(Raw records)
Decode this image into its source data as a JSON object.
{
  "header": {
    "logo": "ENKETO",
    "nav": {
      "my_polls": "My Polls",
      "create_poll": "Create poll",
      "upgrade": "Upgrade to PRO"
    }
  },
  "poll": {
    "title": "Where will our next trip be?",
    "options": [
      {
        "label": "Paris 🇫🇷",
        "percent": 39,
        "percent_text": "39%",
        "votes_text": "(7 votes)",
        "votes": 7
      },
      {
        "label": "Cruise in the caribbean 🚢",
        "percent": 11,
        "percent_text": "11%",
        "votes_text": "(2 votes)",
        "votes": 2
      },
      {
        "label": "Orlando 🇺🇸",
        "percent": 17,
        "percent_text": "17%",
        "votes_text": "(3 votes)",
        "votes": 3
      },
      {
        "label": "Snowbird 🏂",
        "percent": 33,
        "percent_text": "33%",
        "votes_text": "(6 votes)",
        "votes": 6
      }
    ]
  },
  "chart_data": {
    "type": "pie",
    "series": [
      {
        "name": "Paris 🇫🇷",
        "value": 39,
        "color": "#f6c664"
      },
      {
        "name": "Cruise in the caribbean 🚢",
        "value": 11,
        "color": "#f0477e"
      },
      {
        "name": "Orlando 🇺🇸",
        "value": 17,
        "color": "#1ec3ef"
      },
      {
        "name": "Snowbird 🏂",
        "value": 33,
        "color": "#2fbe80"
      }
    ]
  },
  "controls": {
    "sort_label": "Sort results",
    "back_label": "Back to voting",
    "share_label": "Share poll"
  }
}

* * *

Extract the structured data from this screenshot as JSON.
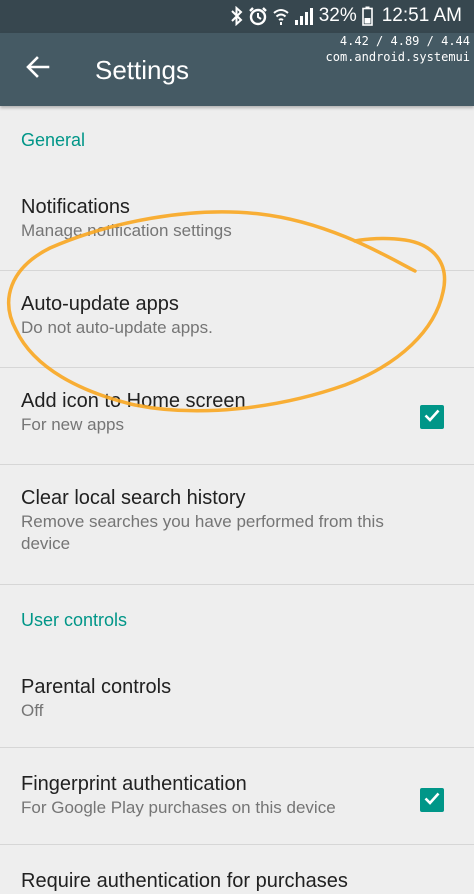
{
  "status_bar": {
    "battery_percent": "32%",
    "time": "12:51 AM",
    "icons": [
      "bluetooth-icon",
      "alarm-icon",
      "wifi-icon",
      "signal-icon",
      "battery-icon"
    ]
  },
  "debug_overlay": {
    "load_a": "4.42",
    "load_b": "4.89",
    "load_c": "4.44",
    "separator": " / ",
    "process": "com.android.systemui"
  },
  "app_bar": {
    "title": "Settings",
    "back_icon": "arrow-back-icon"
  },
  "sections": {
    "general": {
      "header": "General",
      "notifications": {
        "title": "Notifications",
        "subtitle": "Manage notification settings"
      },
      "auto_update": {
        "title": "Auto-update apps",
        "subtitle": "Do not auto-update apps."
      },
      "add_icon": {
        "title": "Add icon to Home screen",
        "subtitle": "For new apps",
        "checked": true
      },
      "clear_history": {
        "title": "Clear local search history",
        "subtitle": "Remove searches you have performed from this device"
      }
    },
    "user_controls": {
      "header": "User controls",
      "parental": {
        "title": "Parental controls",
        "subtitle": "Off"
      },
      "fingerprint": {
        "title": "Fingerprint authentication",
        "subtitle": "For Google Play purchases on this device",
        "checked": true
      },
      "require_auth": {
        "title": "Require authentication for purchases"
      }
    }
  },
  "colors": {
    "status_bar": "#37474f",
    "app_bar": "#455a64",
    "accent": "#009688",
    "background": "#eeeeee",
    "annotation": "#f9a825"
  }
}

==

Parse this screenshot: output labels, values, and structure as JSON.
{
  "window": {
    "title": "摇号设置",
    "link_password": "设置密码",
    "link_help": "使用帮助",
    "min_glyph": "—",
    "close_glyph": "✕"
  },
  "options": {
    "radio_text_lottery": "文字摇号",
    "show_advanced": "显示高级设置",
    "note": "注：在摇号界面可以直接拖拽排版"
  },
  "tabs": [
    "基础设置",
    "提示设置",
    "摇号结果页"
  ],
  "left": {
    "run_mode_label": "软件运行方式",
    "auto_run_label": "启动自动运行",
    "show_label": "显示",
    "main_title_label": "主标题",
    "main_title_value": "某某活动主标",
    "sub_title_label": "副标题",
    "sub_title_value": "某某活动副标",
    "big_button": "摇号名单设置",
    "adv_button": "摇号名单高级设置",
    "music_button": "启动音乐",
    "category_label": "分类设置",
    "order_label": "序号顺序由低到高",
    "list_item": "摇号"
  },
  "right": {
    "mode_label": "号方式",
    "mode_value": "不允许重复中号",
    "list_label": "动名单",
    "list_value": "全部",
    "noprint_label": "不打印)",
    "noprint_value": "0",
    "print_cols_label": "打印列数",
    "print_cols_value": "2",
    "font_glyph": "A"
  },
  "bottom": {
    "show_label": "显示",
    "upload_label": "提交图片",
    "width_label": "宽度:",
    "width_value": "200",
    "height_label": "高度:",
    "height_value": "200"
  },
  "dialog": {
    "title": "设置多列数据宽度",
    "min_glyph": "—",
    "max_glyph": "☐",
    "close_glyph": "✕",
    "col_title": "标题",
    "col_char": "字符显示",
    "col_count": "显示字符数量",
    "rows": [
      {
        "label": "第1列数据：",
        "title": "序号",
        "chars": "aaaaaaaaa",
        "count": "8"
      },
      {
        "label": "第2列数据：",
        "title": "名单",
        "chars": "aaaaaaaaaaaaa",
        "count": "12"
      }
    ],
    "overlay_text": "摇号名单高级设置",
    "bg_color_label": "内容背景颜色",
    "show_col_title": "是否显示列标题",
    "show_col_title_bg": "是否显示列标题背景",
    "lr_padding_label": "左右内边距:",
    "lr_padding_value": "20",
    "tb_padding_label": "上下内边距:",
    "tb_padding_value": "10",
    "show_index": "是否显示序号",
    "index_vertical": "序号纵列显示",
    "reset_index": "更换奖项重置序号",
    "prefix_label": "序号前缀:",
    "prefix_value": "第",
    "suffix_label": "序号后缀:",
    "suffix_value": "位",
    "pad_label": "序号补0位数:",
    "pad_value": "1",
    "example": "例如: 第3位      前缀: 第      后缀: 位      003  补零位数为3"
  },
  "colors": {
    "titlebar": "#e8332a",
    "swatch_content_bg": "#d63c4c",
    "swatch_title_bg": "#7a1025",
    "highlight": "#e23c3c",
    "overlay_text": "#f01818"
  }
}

## [Challenge]
Find and copy every line in the entries above where the string "authentication" occurs.

## [Correct result]
        "title": "Fingerprint authentication",
        "title": "Require authentication for purchases"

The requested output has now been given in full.